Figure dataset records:
================================
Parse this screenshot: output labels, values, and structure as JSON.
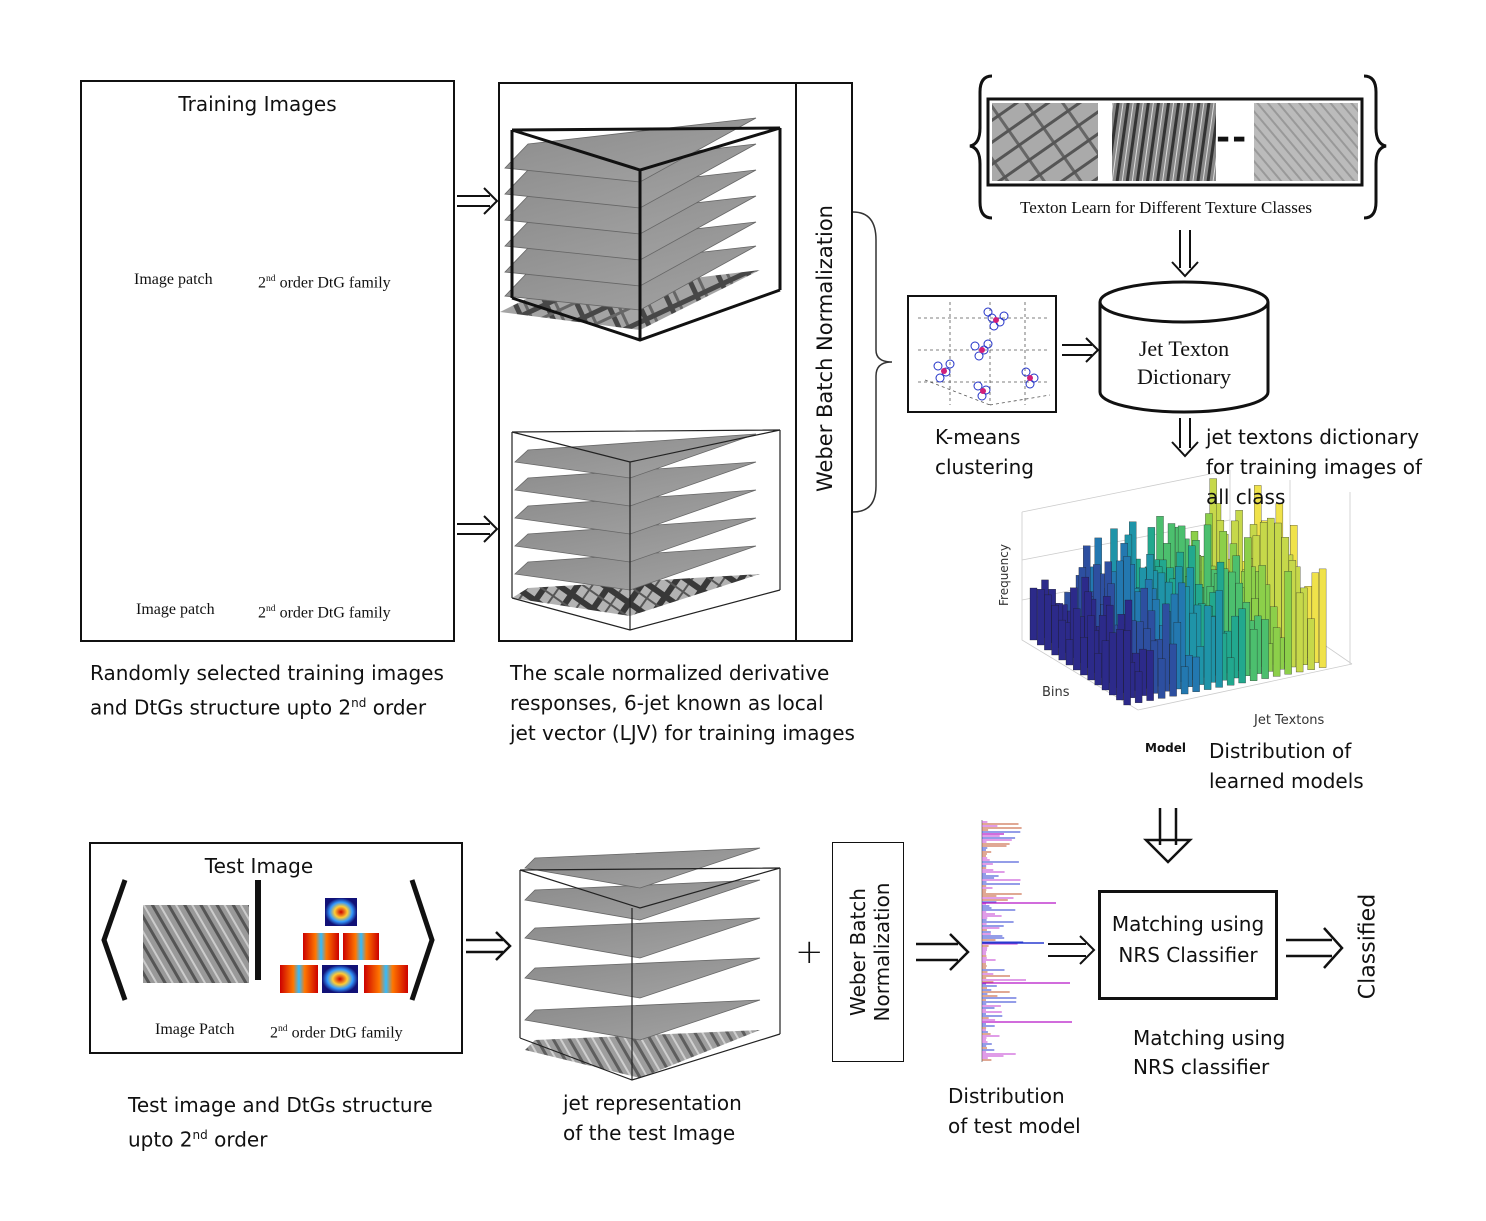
{
  "training": {
    "title": "Training Images",
    "patch_label": "Image patch",
    "dtg_label_pre": "2",
    "dtg_label_sup": "nd",
    "dtg_label_post": " order DtG family",
    "caption_line1": "Randomly selected training images",
    "caption_line2_pre": "and DtGs structure upto 2",
    "caption_line2_sup": "nd",
    "caption_line2_post": " order"
  },
  "jet_stack": {
    "weber_label": "Weber Batch Normalization",
    "caption_lines": [
      "The scale normalized derivative",
      "responses, 6-jet known as local",
      "jet vector (LJV) for training images"
    ]
  },
  "texton_learn": {
    "label": "Texton Learn for Different Texture Classes",
    "separator": "--"
  },
  "kmeans": {
    "caption_lines": [
      "K-means",
      "clustering"
    ]
  },
  "dictionary": {
    "label_lines": [
      "Jet Texton",
      "Dictionary"
    ],
    "caption_lines": [
      "jet textons dictionary",
      "for training images of",
      "all class"
    ]
  },
  "histogram3d": {
    "z_label": "Frequency",
    "x_label": "Bins",
    "y_label": "Jet Textons",
    "model_label": "Model",
    "caption_lines": [
      "Distribution of",
      "learned models"
    ]
  },
  "test": {
    "title": "Test Image",
    "patch_label": "Image Patch",
    "dtg_label_pre": "2",
    "dtg_label_sup": "nd",
    "dtg_label_post": " order DtG family",
    "caption_line1": "Test image and DtGs structure",
    "caption_line2_pre": "upto 2",
    "caption_line2_sup": "nd",
    "caption_line2_post": "  order",
    "jet_caption_lines": [
      "jet representation",
      "of the test Image"
    ],
    "plus": "+",
    "weber_lines": [
      "Weber Batch",
      "Normalization"
    ],
    "dist_caption_lines": [
      "Distribution",
      "of test model"
    ]
  },
  "matching": {
    "box_lines": [
      "Matching using",
      "NRS Classifier"
    ],
    "caption_lines": [
      "Matching using",
      "NRS classifier"
    ],
    "result": "Classified"
  },
  "colors": {
    "border": "#111111",
    "hist_low": "#3b2a8c",
    "hist_mid": "#1fa39a",
    "hist_high": "#f0e24a",
    "dist_magenta": "#c23bd0",
    "dist_orange": "#c0502a",
    "dist_blue": "#2a3bd0"
  }
}
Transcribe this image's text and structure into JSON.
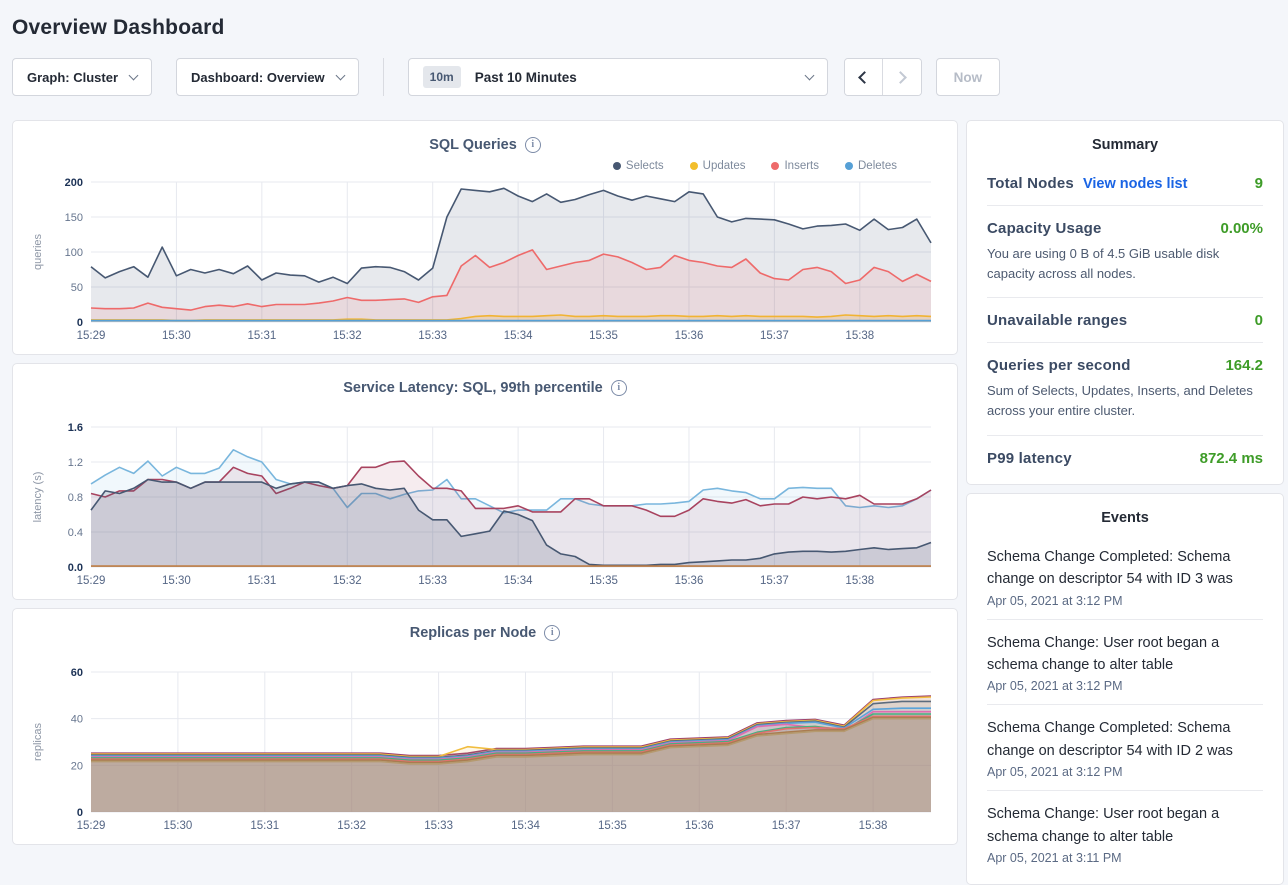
{
  "page_title": "Overview Dashboard",
  "toolbar": {
    "graph_selector": "Graph: Cluster",
    "dashboard_selector": "Dashboard: Overview",
    "time_badge": "10m",
    "time_label": "Past 10 Minutes",
    "now_label": "Now"
  },
  "summary": {
    "title": "Summary",
    "value_color": "#3e9c28",
    "link_color": "#1a64e4",
    "rows": [
      {
        "label": "Total Nodes",
        "link": "View nodes list",
        "value": "9"
      },
      {
        "label": "Capacity Usage",
        "value": "0.00%",
        "subtext": "You are using 0 B of 4.5 GiB usable disk capacity across all nodes."
      },
      {
        "label": "Unavailable ranges",
        "value": "0"
      },
      {
        "label": "Queries per second",
        "value": "164.2",
        "subtext": "Sum of Selects, Updates, Inserts, and Deletes across your entire cluster."
      },
      {
        "label": "P99 latency",
        "value": "872.4 ms"
      }
    ]
  },
  "events": {
    "title": "Events",
    "items": [
      {
        "message": "Schema Change Completed: Schema change on descriptor 54 with ID 3 was",
        "timestamp": "Apr 05, 2021 at 3:12 PM"
      },
      {
        "message": "Schema Change: User root began a schema change to alter table",
        "timestamp": "Apr 05, 2021 at 3:12 PM"
      },
      {
        "message": "Schema Change Completed: Schema change on descriptor 54 with ID 2 was",
        "timestamp": "Apr 05, 2021 at 3:12 PM"
      },
      {
        "message": "Schema Change: User root began a schema change to alter table",
        "timestamp": "Apr 05, 2021 at 3:11 PM"
      }
    ]
  },
  "chart_data": [
    {
      "type": "area",
      "title": "SQL Queries",
      "ylabel": "queries",
      "ylim": [
        0,
        200
      ],
      "yticks": [
        0,
        50,
        100,
        150,
        200
      ],
      "ytick_labels": [
        "0",
        "50",
        "100",
        "150",
        "200"
      ],
      "x_tick_labels": [
        "15:29",
        "15:30",
        "15:31",
        "15:32",
        "15:33",
        "15:34",
        "15:35",
        "15:36",
        "15:37",
        "15:38"
      ],
      "x_tick_indices": [
        0,
        6,
        12,
        18,
        24,
        30,
        36,
        42,
        48,
        54
      ],
      "legend": true,
      "series": [
        {
          "name": "Selects",
          "color": "#475872",
          "fill_opacity": 0.13,
          "values": [
            79,
            63,
            72,
            79,
            64,
            107,
            66,
            75,
            70,
            75,
            69,
            80,
            60,
            70,
            67,
            66,
            57,
            64,
            55,
            77,
            79,
            78,
            72,
            60,
            77,
            150,
            190,
            188,
            186,
            191,
            180,
            172,
            183,
            171,
            175,
            182,
            188,
            180,
            174,
            180,
            176,
            172,
            186,
            183,
            150,
            143,
            148,
            147,
            146,
            140,
            133,
            137,
            138,
            140,
            131,
            147,
            132,
            135,
            147,
            113
          ]
        },
        {
          "name": "Updates",
          "color": "#f2be2c",
          "fill_opacity": 0.2,
          "values": [
            3,
            3,
            3,
            3,
            3,
            3,
            2,
            2,
            3,
            3,
            3,
            3,
            3,
            3,
            3,
            3,
            3,
            3,
            4,
            4,
            3,
            3,
            3,
            3,
            3,
            3,
            5,
            8,
            9,
            8,
            8,
            8,
            9,
            10,
            8,
            8,
            9,
            8,
            8,
            8,
            9,
            9,
            8,
            8,
            9,
            8,
            9,
            8,
            8,
            8,
            8,
            7,
            8,
            10,
            9,
            8,
            9,
            8,
            9,
            8
          ]
        },
        {
          "name": "Inserts",
          "color": "#ee6a6a",
          "fill_opacity": 0.12,
          "values": [
            20,
            19,
            19,
            20,
            27,
            21,
            19,
            17,
            22,
            24,
            22,
            26,
            22,
            25,
            25,
            25,
            27,
            30,
            35,
            31,
            31,
            32,
            33,
            28,
            36,
            38,
            80,
            95,
            78,
            85,
            95,
            103,
            75,
            80,
            85,
            88,
            97,
            93,
            85,
            75,
            78,
            95,
            88,
            85,
            80,
            78,
            90,
            70,
            62,
            60,
            75,
            78,
            72,
            55,
            60,
            78,
            72,
            58,
            68,
            58
          ]
        },
        {
          "name": "Deletes",
          "color": "#56a0d6",
          "fill_opacity": 0.25,
          "values": [
            2,
            2,
            2,
            2,
            2,
            2,
            2,
            2,
            2,
            2,
            2,
            2,
            2,
            2,
            2,
            2,
            2,
            2,
            2,
            2,
            2,
            2,
            2,
            2,
            2,
            2,
            2,
            2,
            2,
            2,
            2,
            2,
            2,
            2,
            2,
            2,
            2,
            2,
            2,
            2,
            2,
            2,
            2,
            2,
            2,
            2,
            2,
            2,
            2,
            2,
            2,
            2,
            2,
            2,
            2,
            2,
            2,
            2,
            2,
            2
          ]
        }
      ]
    },
    {
      "type": "area",
      "title": "Service Latency: SQL, 99th percentile",
      "ylabel": "latency (s)",
      "ylim": [
        0,
        1.6
      ],
      "yticks": [
        0,
        0.4,
        0.8,
        1.2,
        1.6
      ],
      "ytick_labels": [
        "0.0",
        "0.4",
        "0.8",
        "1.2",
        "1.6"
      ],
      "x_tick_labels": [
        "15:29",
        "15:30",
        "15:31",
        "15:32",
        "15:33",
        "15:34",
        "15:35",
        "15:36",
        "15:37",
        "15:38"
      ],
      "x_tick_indices": [
        0,
        6,
        12,
        18,
        24,
        30,
        36,
        42,
        48,
        54
      ],
      "legend": false,
      "series": [
        {
          "color": "#79b6dd",
          "fill_opacity": 0.1,
          "values": [
            0.95,
            1.05,
            1.14,
            1.07,
            1.21,
            1.04,
            1.14,
            1.07,
            1.07,
            1.13,
            1.34,
            1.26,
            1.2,
            1.0,
            0.95,
            0.97,
            0.97,
            0.9,
            0.68,
            0.84,
            0.84,
            0.78,
            0.83,
            0.87,
            0.88,
            1.0,
            0.78,
            0.78,
            0.7,
            0.62,
            0.65,
            0.65,
            0.65,
            0.78,
            0.78,
            0.72,
            0.7,
            0.7,
            0.7,
            0.72,
            0.72,
            0.73,
            0.75,
            0.88,
            0.9,
            0.87,
            0.85,
            0.78,
            0.78,
            0.9,
            0.91,
            0.9,
            0.9,
            0.7,
            0.68,
            0.7,
            0.68,
            0.7,
            0.78,
            0.88
          ]
        },
        {
          "color": "#a8435f",
          "fill_opacity": 0.1,
          "values": [
            0.84,
            0.8,
            0.87,
            0.87,
            1.0,
            1.0,
            0.97,
            0.9,
            0.97,
            0.97,
            1.14,
            1.07,
            1.04,
            0.84,
            0.9,
            0.97,
            0.93,
            0.9,
            0.93,
            1.14,
            1.14,
            1.2,
            1.21,
            1.04,
            0.9,
            0.9,
            0.87,
            0.67,
            0.67,
            0.67,
            0.7,
            0.63,
            0.63,
            0.63,
            0.78,
            0.78,
            0.7,
            0.7,
            0.7,
            0.65,
            0.58,
            0.58,
            0.65,
            0.78,
            0.75,
            0.73,
            0.77,
            0.7,
            0.72,
            0.72,
            0.8,
            0.78,
            0.8,
            0.78,
            0.82,
            0.72,
            0.72,
            0.72,
            0.78,
            0.88
          ]
        },
        {
          "color": "#475872",
          "fill_opacity": 0.18,
          "values": [
            0.65,
            0.87,
            0.84,
            0.9,
            1.0,
            0.97,
            0.97,
            0.9,
            0.97,
            0.97,
            0.97,
            0.97,
            0.97,
            0.9,
            0.95,
            0.97,
            0.97,
            0.9,
            0.93,
            0.95,
            0.9,
            0.88,
            0.9,
            0.65,
            0.54,
            0.54,
            0.35,
            0.38,
            0.41,
            0.64,
            0.6,
            0.53,
            0.25,
            0.15,
            0.12,
            0.03,
            0.02,
            0.02,
            0.02,
            0.02,
            0.03,
            0.03,
            0.05,
            0.06,
            0.07,
            0.08,
            0.08,
            0.1,
            0.15,
            0.17,
            0.18,
            0.18,
            0.17,
            0.18,
            0.2,
            0.22,
            0.2,
            0.21,
            0.22,
            0.28
          ]
        },
        {
          "color": "#bf7e45",
          "fill_opacity": 0.0,
          "values": [
            0.01,
            0.01,
            0.01,
            0.01,
            0.01,
            0.01,
            0.01,
            0.01,
            0.01,
            0.01,
            0.01,
            0.01,
            0.01,
            0.01,
            0.01,
            0.01,
            0.01,
            0.01,
            0.01,
            0.01,
            0.01,
            0.01,
            0.01,
            0.01,
            0.01,
            0.01,
            0.01,
            0.01,
            0.01,
            0.01,
            0.01,
            0.01,
            0.01,
            0.01,
            0.01,
            0.01,
            0.01,
            0.01,
            0.01,
            0.01,
            0.01,
            0.01,
            0.01,
            0.01,
            0.01,
            0.01,
            0.01,
            0.01,
            0.01,
            0.01,
            0.01,
            0.01,
            0.01,
            0.01,
            0.01,
            0.01,
            0.01,
            0.01,
            0.01,
            0.01
          ]
        }
      ]
    },
    {
      "type": "area",
      "title": "Replicas per Node",
      "ylabel": "replicas",
      "ylim": [
        0,
        60
      ],
      "yticks": [
        0,
        20,
        40,
        60
      ],
      "ytick_labels": [
        "0",
        "20",
        "40",
        "60"
      ],
      "x_tick_labels": [
        "15:29",
        "15:30",
        "15:31",
        "15:32",
        "15:33",
        "15:34",
        "15:35",
        "15:36",
        "15:37",
        "15:38"
      ],
      "x_tick_indices": [
        0,
        3,
        6,
        9,
        12,
        15,
        18,
        21,
        24,
        27
      ],
      "legend": false,
      "series": [
        {
          "color": "#9a3b6f",
          "fill_opacity": 0.12,
          "values": [
            25.2,
            25.2,
            25.2,
            25.2,
            25.2,
            25.2,
            25.2,
            25.2,
            25.2,
            25.2,
            25.2,
            24.2,
            24.2,
            25.2,
            27.2,
            27.2,
            27.7,
            28.2,
            28.2,
            28.2,
            31.2,
            31.7,
            32.2,
            38.2,
            39.2,
            39.7,
            37.2,
            48.2,
            49.2,
            49.7
          ]
        },
        {
          "color": "#f1bd3e",
          "fill_opacity": 0.12,
          "values": [
            24.8,
            24.8,
            24.8,
            24.8,
            24.8,
            24.8,
            24.8,
            24.8,
            24.8,
            24.8,
            24.8,
            23.8,
            23.8,
            28,
            26.8,
            26.8,
            27.3,
            27.8,
            27.8,
            27.8,
            30.8,
            31.3,
            31.8,
            37.8,
            38.8,
            39.3,
            36.8,
            47.8,
            48.8,
            49.3
          ]
        },
        {
          "color": "#5c6b7d",
          "fill_opacity": 0.12,
          "values": [
            24.4,
            24.4,
            24.4,
            24.4,
            24.4,
            24.4,
            24.4,
            24.4,
            24.4,
            24.4,
            24.4,
            23.4,
            23.4,
            24.4,
            26.4,
            26.4,
            26.9,
            27.4,
            27.4,
            27.4,
            30.4,
            30.9,
            31.4,
            37.4,
            38.4,
            38.9,
            36.4,
            46.4,
            47.4,
            47.4
          ]
        },
        {
          "color": "#5ba3d9",
          "fill_opacity": 0.12,
          "values": [
            24,
            24,
            24,
            24,
            24,
            24,
            24,
            24,
            24,
            24,
            24,
            23,
            23,
            24,
            26,
            26,
            26.5,
            27,
            27,
            27,
            30,
            30.5,
            31,
            37,
            38,
            38.5,
            36,
            44,
            44.5,
            44.5
          ]
        },
        {
          "color": "#e06db0",
          "fill_opacity": 0.12,
          "values": [
            23.6,
            23.6,
            23.6,
            23.6,
            23.6,
            23.6,
            23.6,
            23.6,
            23.6,
            23.6,
            23.6,
            22.6,
            22.6,
            23.6,
            25.6,
            25.6,
            26.1,
            26.6,
            26.6,
            26.6,
            29.6,
            30.1,
            30.6,
            36.6,
            37.6,
            36.1,
            34.6,
            43,
            43,
            43
          ]
        },
        {
          "color": "#47b07e",
          "fill_opacity": 0.12,
          "values": [
            23.2,
            23.2,
            23.2,
            23.2,
            23.2,
            23.2,
            23.2,
            23.2,
            23.2,
            23.2,
            23.2,
            22.2,
            22.2,
            23.2,
            25.2,
            25.2,
            25.7,
            26.2,
            26.2,
            26.2,
            29.2,
            29.7,
            30.2,
            34.2,
            36.2,
            36.7,
            35.2,
            42,
            42,
            42
          ]
        },
        {
          "color": "#e0726f",
          "fill_opacity": 0.12,
          "values": [
            22.7,
            22.7,
            22.7,
            22.7,
            22.7,
            22.7,
            22.7,
            22.7,
            22.7,
            22.7,
            22.7,
            21.7,
            21.7,
            22.7,
            24.7,
            24.7,
            25.2,
            25.7,
            25.7,
            25.7,
            28.7,
            29.2,
            29.7,
            33.7,
            35.7,
            36.2,
            35.7,
            41,
            41,
            41
          ]
        },
        {
          "color": "#a97c50",
          "fill_opacity": 0.12,
          "values": [
            22.2,
            22.2,
            22.2,
            22.2,
            22.2,
            22.2,
            22.2,
            22.2,
            22.2,
            22.2,
            22.2,
            21.2,
            21.2,
            22.2,
            24.2,
            24.2,
            24.7,
            25.2,
            25.2,
            25.2,
            28.2,
            28.7,
            29.2,
            33.2,
            34.2,
            35.2,
            35.2,
            40.5,
            40.5,
            40.5
          ]
        },
        {
          "color": "#b59a6f",
          "fill_opacity": 0.12,
          "values": [
            21.6,
            21.6,
            21.6,
            21.6,
            21.6,
            21.6,
            21.6,
            21.6,
            21.6,
            21.6,
            21.6,
            20.6,
            20.6,
            21.6,
            23.6,
            23.6,
            24.1,
            24.6,
            24.6,
            24.6,
            27.6,
            28.1,
            28.6,
            32.6,
            33.6,
            34.6,
            34.6,
            40,
            40,
            40
          ]
        }
      ]
    }
  ]
}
================================
Pull every line containing "name" out of the data above.

          "name": "Selects",
          "name": "Updates",
          "name": "Inserts",
          "name": "Deletes",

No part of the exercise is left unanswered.